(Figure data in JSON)
━━━━━━━━━━━━━━━━━━━━━━━━━━━━━━

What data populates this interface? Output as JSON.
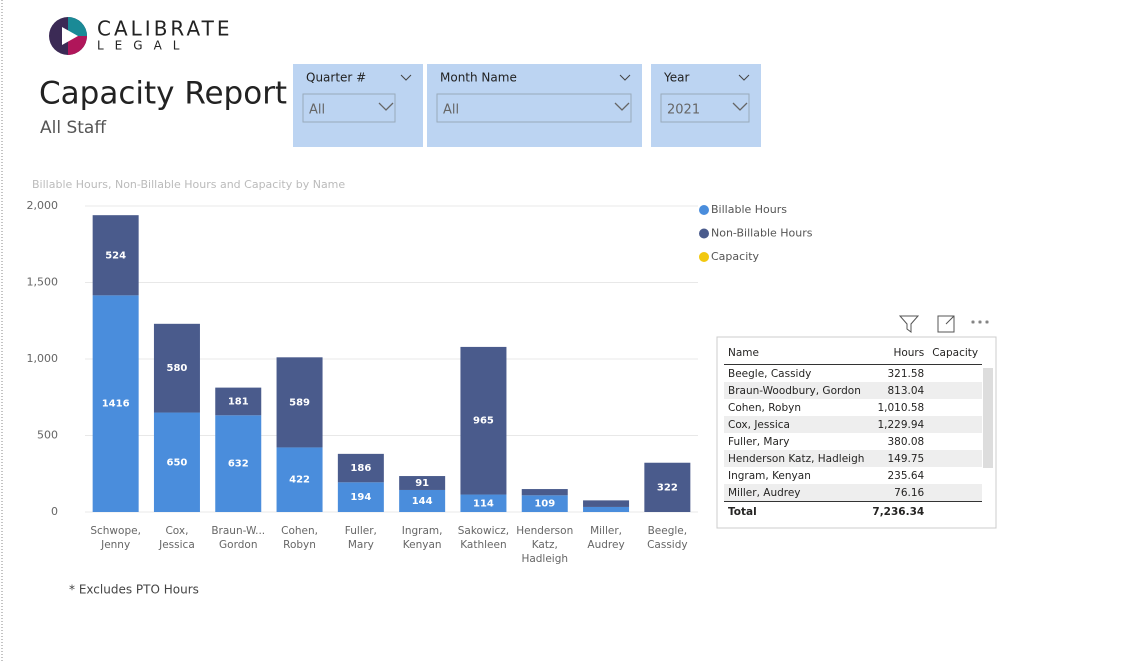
{
  "logo": {
    "name": "CALIBRATE",
    "sub": "LEGAL"
  },
  "header": {
    "title": "Capacity Report",
    "subtitle": "All Staff"
  },
  "filters": [
    {
      "label": "Quarter #",
      "value": "All"
    },
    {
      "label": "Month Name",
      "value": "All"
    },
    {
      "label": "Year",
      "value": "2021"
    }
  ],
  "chart_data": {
    "type": "stacked-bar",
    "title": "Billable Hours, Non-Billable Hours and Capacity by Name",
    "categories": [
      "Schwope, Jenny",
      "Cox, Jessica",
      "Braun-W... Gordon",
      "Cohen, Robyn",
      "Fuller, Mary",
      "Ingram, Kenyan",
      "Sakowicz, Kathleen",
      "Henderson Katz, Hadleigh",
      "Miller, Audrey",
      "Beegle, Cassidy"
    ],
    "series": [
      {
        "name": "Billable Hours",
        "color": "#4a8ddc",
        "values": [
          1416,
          650,
          632,
          422,
          194,
          144,
          114,
          109,
          33,
          null
        ]
      },
      {
        "name": "Non-Billable Hours",
        "color": "#4a5b8c",
        "values": [
          524,
          580,
          181,
          589,
          186,
          91,
          965,
          41,
          43,
          322
        ]
      },
      {
        "name": "Capacity",
        "color": "#f2c80f",
        "values": [
          null,
          null,
          null,
          null,
          null,
          null,
          null,
          null,
          null,
          null
        ]
      }
    ],
    "ylim": [
      0,
      2000
    ],
    "yticks": [
      0,
      {
        "value": 500,
        "label": "500"
      },
      {
        "value": 1000,
        "label": "1,000"
      },
      {
        "value": 1500,
        "label": "1,500"
      },
      {
        "value": 2000,
        "label": "2,000"
      }
    ],
    "grid": true,
    "legend": "top-right"
  },
  "note": "* Excludes PTO Hours",
  "table": {
    "columns": [
      "Name",
      "Hours",
      "Capacity"
    ],
    "rows": [
      [
        "Beegle, Cassidy",
        "321.58"
      ],
      [
        "Braun-Woodbury, Gordon",
        "813.04"
      ],
      [
        "Cohen, Robyn",
        "1,010.58"
      ],
      [
        "Cox, Jessica",
        "1,229.94"
      ],
      [
        "Fuller, Mary",
        "380.08"
      ],
      [
        "Henderson Katz, Hadleigh",
        "149.75"
      ],
      [
        "Ingram, Kenyan",
        "235.64"
      ],
      [
        "Miller, Audrey",
        "76.16"
      ]
    ],
    "total": [
      "Total",
      "7,236.34"
    ]
  }
}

━━━━━━━━━━━━━━━━━━━━━━━━━━━━━━

- _WHAT NEEDS TO BE DONE_
Copy down every line of the material above that includes the string "Braun".

- _FULL SOLUTION_
      "Braun-W... Gordon",
        "Braun-Woodbury, Gordon",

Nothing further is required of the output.